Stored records
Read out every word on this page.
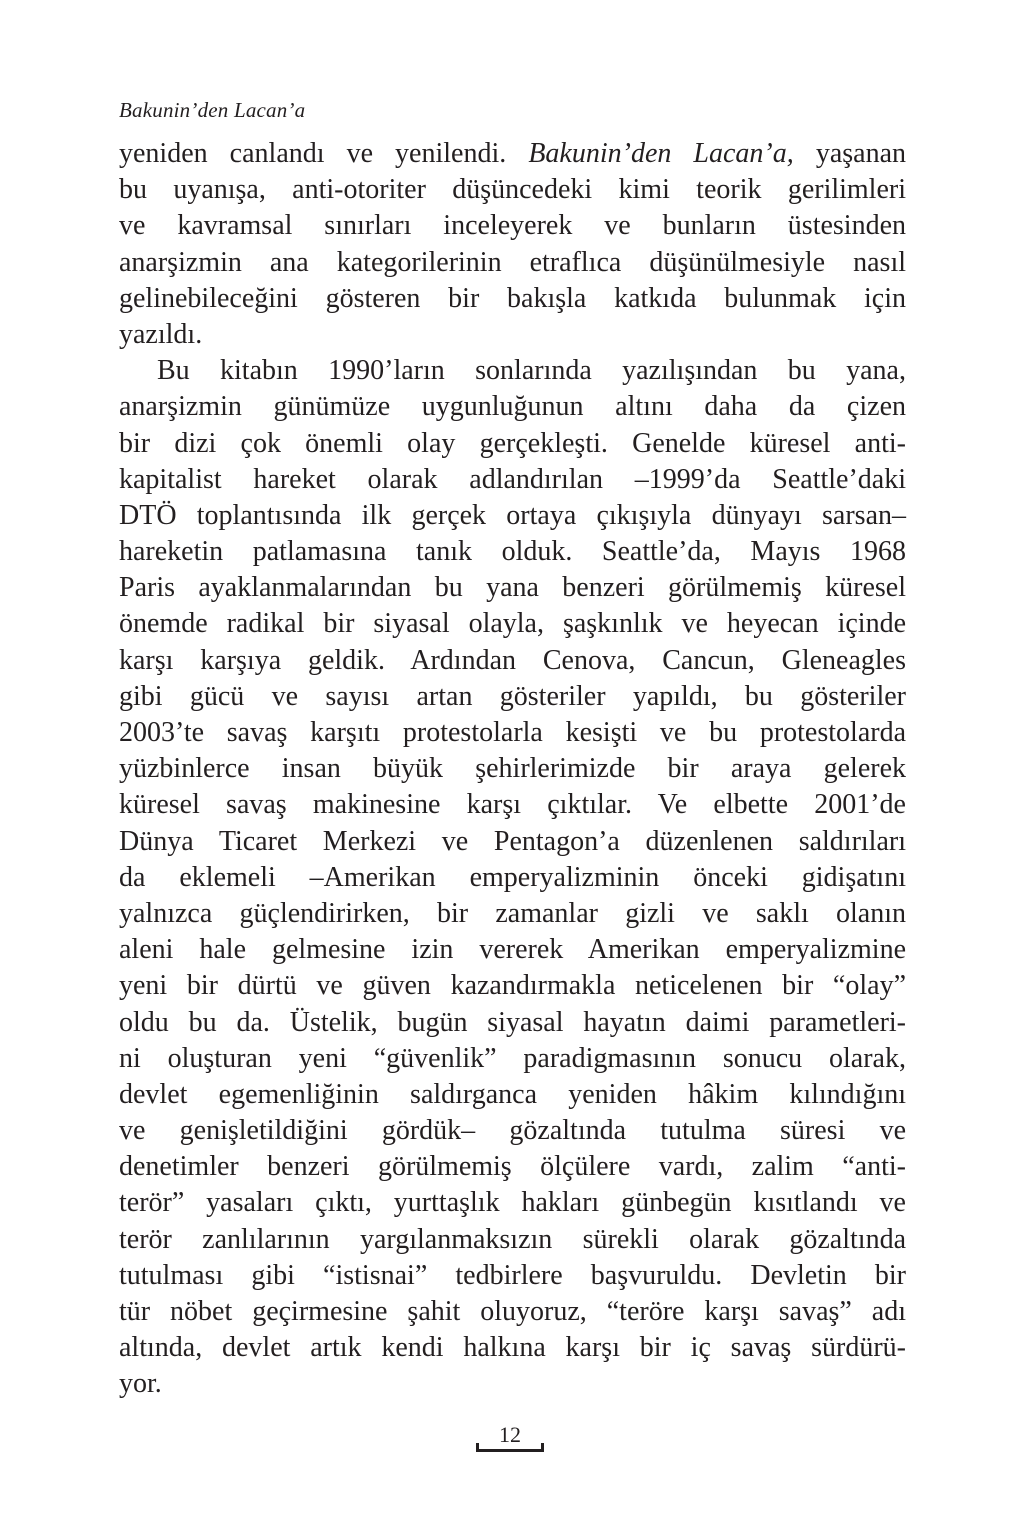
Bakunin’den Lacan’a
yeniden canlandı ve yenilendi. Bakunin’den Lacan’a, yaşanan
bu uyanışa, anti-otoriter düşüncedeki kimi teorik gerilimleri
ve kavramsal sınırları inceleyerek ve bunların üstesinden
anarşizmin ana kategorilerinin etraflıca düşünülmesiyle nasıl
gelinebileceğini gösteren bir bakışla katkıda bulunmak için
yazıldı.
Bu kitabın 1990’ların sonlarında yazılışından bu yana,
anarşizmin günümüze uygunluğunun altını daha da çizen
bir dizi çok önemli olay gerçekleşti. Genelde küresel anti-
kapitalist hareket olarak adlandırılan –1999’da Seattle’daki
DTÖ toplantısında ilk gerçek ortaya çıkışıyla dünyayı sarsan–
hareketin patlamasına tanık olduk. Seattle’da, Mayıs 1968
Paris ayaklanmalarından bu yana benzeri görülmemiş küresel
önemde radikal bir siyasal olayla, şaşkınlık ve heyecan içinde
karşı karşıya geldik. Ardından Cenova, Cancun, Gleneagles
gibi gücü ve sayısı artan gösteriler yapıldı, bu gösteriler
2003’te savaş karşıtı protestolarla kesişti ve bu protestolarda
yüzbinlerce insan büyük şehirlerimizde bir araya gelerek
küresel savaş makinesine karşı çıktılar. Ve elbette 2001’de
Dünya Ticaret Merkezi ve Pentagon’a düzenlenen saldırıları
da eklemeli –Amerikan emperyalizminin önceki gidişatını
yalnızca güçlendirirken, bir zamanlar gizli ve saklı olanın
aleni hale gelmesine izin vererek Amerikan emperyalizmine
yeni bir dürtü ve güven kazandırmakla neticelenen bir “olay”
oldu bu da. Üstelik, bugün siyasal hayatın daimi parametleri-
ni oluşturan yeni “güvenlik” paradigmasının sonucu olarak,
devlet egemenliğinin saldırganca yeniden hâkim kılındığını
ve genişletildiğini gördük– gözaltında tutulma süresi ve
denetimler benzeri görülmemiş ölçülere vardı, zalim “anti-
terör” yasaları çıktı, yurttaşlık hakları günbegün kısıtlandı ve
terör zanlılarının yargılanmaksızın sürekli olarak gözaltında
tutulması gibi “istisnai” tedbirlere başvuruldu. Devletin bir
tür nöbet geçirmesine şahit oluyoruz, “teröre karşı savaş” adı
altında, devlet artık kendi halkına karşı bir iç savaş sürdürü-
yor.
12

## PROBLEM DETAILS
Make an exact copy of the data above, pictures excluded.

## THE COMPLETED TASK
Read out every word on this page.
Bakunin’den Lacan’a
yeniden canlandı ve yenilendi. Bakunin’den Lacan’a, yaşanan
bu uyanışa, anti-otoriter düşüncedeki kimi teorik gerilimleri
ve kavramsal sınırları inceleyerek ve bunların üstesinden
anarşizmin ana kategorilerinin etraflıca düşünülmesiyle nasıl
gelinebileceğini gösteren bir bakışla katkıda bulunmak için
yazıldı.
Bu kitabın 1990’ların sonlarında yazılışından bu yana,
anarşizmin günümüze uygunluğunun altını daha da çizen
bir dizi çok önemli olay gerçekleşti. Genelde küresel anti-
kapitalist hareket olarak adlandırılan –1999’da Seattle’daki
DTÖ toplantısında ilk gerçek ortaya çıkışıyla dünyayı sarsan–
hareketin patlamasına tanık olduk. Seattle’da, Mayıs 1968
Paris ayaklanmalarından bu yana benzeri görülmemiş küresel
önemde radikal bir siyasal olayla, şaşkınlık ve heyecan içinde
karşı karşıya geldik. Ardından Cenova, Cancun, Gleneagles
gibi gücü ve sayısı artan gösteriler yapıldı, bu gösteriler
2003’te savaş karşıtı protestolarla kesişti ve bu protestolarda
yüzbinlerce insan büyük şehirlerimizde bir araya gelerek
küresel savaş makinesine karşı çıktılar. Ve elbette 2001’de
Dünya Ticaret Merkezi ve Pentagon’a düzenlenen saldırıları
da eklemeli –Amerikan emperyalizminin önceki gidişatını
yalnızca güçlendirirken, bir zamanlar gizli ve saklı olanın
aleni hale gelmesine izin vererek Amerikan emperyalizmine
yeni bir dürtü ve güven kazandırmakla neticelenen bir “olay”
oldu bu da. Üstelik, bugün siyasal hayatın daimi parametleri-
ni oluşturan yeni “güvenlik” paradigmasının sonucu olarak,
devlet egemenliğinin saldırganca yeniden hâkim kılındığını
ve genişletildiğini gördük– gözaltında tutulma süresi ve
denetimler benzeri görülmemiş ölçülere vardı, zalim “anti-
terör” yasaları çıktı, yurttaşlık hakları günbegün kısıtlandı ve
terör zanlılarının yargılanmaksızın sürekli olarak gözaltında
tutulması gibi “istisnai” tedbirlere başvuruldu. Devletin bir
tür nöbet geçirmesine şahit oluyoruz, “teröre karşı savaş” adı
altında, devlet artık kendi halkına karşı bir iç savaş sürdürü-
yor.
12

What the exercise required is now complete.